Region annotation data
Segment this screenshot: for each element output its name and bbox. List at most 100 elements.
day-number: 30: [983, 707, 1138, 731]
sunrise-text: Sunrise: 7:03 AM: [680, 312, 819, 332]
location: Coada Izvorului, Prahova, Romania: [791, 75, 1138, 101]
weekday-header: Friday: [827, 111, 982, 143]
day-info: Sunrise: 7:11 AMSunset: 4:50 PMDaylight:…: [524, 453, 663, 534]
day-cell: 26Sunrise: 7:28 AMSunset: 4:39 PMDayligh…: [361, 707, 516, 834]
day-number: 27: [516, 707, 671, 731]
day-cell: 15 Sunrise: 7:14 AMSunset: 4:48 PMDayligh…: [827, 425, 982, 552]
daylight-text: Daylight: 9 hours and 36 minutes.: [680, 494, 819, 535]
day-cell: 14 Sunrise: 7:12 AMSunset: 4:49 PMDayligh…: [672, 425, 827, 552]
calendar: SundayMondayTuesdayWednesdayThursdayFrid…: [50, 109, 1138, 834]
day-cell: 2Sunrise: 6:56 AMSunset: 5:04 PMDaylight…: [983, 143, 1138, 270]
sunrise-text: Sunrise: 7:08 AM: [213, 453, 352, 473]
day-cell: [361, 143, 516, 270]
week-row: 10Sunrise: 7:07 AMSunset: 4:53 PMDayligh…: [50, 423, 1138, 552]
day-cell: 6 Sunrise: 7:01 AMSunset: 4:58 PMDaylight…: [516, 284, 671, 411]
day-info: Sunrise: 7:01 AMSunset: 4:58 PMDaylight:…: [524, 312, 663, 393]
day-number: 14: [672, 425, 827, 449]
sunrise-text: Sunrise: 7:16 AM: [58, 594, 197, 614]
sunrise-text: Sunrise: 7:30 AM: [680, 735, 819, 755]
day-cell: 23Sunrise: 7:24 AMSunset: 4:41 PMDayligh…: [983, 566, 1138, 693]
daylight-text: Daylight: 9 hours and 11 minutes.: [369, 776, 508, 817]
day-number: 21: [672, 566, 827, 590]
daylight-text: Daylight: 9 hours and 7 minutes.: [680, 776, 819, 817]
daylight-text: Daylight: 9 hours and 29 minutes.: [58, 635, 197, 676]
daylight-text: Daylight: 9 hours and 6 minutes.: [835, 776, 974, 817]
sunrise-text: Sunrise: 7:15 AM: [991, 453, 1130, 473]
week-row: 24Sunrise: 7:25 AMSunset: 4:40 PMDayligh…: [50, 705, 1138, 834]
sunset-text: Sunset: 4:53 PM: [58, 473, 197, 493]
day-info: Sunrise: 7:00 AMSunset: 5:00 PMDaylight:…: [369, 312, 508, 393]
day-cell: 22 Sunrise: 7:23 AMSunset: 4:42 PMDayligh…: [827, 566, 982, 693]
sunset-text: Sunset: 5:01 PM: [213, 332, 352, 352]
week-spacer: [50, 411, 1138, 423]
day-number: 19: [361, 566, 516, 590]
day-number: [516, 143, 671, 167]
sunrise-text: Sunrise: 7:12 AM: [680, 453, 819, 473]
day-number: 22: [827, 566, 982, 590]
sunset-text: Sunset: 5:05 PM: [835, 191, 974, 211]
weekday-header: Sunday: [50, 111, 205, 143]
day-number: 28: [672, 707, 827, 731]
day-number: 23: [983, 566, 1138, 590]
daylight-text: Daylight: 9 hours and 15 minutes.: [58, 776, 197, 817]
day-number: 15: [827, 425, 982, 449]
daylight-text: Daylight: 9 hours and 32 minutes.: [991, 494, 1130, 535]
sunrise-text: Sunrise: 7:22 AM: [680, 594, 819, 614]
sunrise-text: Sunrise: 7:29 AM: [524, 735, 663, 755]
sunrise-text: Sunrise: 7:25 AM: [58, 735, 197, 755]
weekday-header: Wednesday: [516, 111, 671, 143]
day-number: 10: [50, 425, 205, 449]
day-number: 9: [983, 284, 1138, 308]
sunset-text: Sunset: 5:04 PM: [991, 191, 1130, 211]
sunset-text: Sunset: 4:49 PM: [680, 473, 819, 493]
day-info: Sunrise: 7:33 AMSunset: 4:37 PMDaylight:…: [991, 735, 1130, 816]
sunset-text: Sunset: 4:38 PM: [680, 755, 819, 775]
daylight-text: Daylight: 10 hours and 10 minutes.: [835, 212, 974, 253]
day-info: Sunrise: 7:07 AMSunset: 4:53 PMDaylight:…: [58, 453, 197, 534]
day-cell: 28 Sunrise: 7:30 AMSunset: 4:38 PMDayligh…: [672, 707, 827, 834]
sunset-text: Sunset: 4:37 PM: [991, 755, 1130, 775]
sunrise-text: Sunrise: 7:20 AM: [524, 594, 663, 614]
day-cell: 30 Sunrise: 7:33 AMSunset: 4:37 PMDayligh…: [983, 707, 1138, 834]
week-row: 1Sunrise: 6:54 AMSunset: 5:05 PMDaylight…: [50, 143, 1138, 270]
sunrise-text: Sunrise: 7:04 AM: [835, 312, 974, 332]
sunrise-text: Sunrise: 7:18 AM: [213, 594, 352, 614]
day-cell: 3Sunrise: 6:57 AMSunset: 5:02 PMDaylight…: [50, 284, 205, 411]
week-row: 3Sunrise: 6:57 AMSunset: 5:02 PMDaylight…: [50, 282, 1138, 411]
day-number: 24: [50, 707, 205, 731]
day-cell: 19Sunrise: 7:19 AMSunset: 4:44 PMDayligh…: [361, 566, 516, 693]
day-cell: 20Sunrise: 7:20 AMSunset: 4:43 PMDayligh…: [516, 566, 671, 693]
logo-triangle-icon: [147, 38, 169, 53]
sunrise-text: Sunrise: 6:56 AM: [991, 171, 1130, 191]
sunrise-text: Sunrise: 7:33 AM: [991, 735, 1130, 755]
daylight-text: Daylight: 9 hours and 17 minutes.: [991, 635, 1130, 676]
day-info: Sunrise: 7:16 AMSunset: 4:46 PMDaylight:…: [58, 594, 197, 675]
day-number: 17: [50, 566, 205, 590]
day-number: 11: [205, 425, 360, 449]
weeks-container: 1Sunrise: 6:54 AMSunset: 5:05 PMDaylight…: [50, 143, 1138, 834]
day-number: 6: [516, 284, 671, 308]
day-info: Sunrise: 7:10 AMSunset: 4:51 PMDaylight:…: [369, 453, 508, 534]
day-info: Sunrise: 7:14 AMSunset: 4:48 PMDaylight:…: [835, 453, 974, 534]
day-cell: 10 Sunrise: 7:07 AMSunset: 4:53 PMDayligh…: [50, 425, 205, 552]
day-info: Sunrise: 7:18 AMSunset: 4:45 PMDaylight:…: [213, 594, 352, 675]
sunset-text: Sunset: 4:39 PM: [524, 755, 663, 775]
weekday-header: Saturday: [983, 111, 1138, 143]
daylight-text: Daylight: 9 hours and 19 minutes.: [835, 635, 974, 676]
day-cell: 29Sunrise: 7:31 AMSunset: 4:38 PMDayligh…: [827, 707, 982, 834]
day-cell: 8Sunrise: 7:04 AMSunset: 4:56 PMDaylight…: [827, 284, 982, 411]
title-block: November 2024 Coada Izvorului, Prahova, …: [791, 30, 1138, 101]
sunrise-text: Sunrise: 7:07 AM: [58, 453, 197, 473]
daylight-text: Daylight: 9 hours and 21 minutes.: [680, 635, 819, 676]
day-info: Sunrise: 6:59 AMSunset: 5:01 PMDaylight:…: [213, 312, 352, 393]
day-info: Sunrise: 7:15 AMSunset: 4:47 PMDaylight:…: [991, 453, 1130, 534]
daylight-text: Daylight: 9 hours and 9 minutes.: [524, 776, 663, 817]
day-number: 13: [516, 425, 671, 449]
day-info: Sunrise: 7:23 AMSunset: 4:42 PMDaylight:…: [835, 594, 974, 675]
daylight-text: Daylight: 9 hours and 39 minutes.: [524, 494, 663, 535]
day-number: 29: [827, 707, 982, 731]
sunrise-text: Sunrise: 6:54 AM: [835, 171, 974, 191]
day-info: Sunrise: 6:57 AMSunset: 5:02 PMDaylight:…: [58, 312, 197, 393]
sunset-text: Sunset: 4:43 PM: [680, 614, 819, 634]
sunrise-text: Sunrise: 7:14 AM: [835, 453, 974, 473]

## [Written problem]
Substitute "RO" for "Romania" in the data, starting with its first line and going on through the line with "weekday-header: Friday: [827, 111, 982, 143]". Give only those lines, with nothing else changed.

## [Answer to the exercise]
Segment this screenshot: for each element output its name and bbox. List at most 100 elements.
day-number: 30: [983, 707, 1138, 731]
sunrise-text: Sunrise: 7:03 AM: [680, 312, 819, 332]
location: Coada Izvorului, Prahova, RO: [791, 75, 1138, 101]
weekday-header: Friday: [827, 111, 982, 143]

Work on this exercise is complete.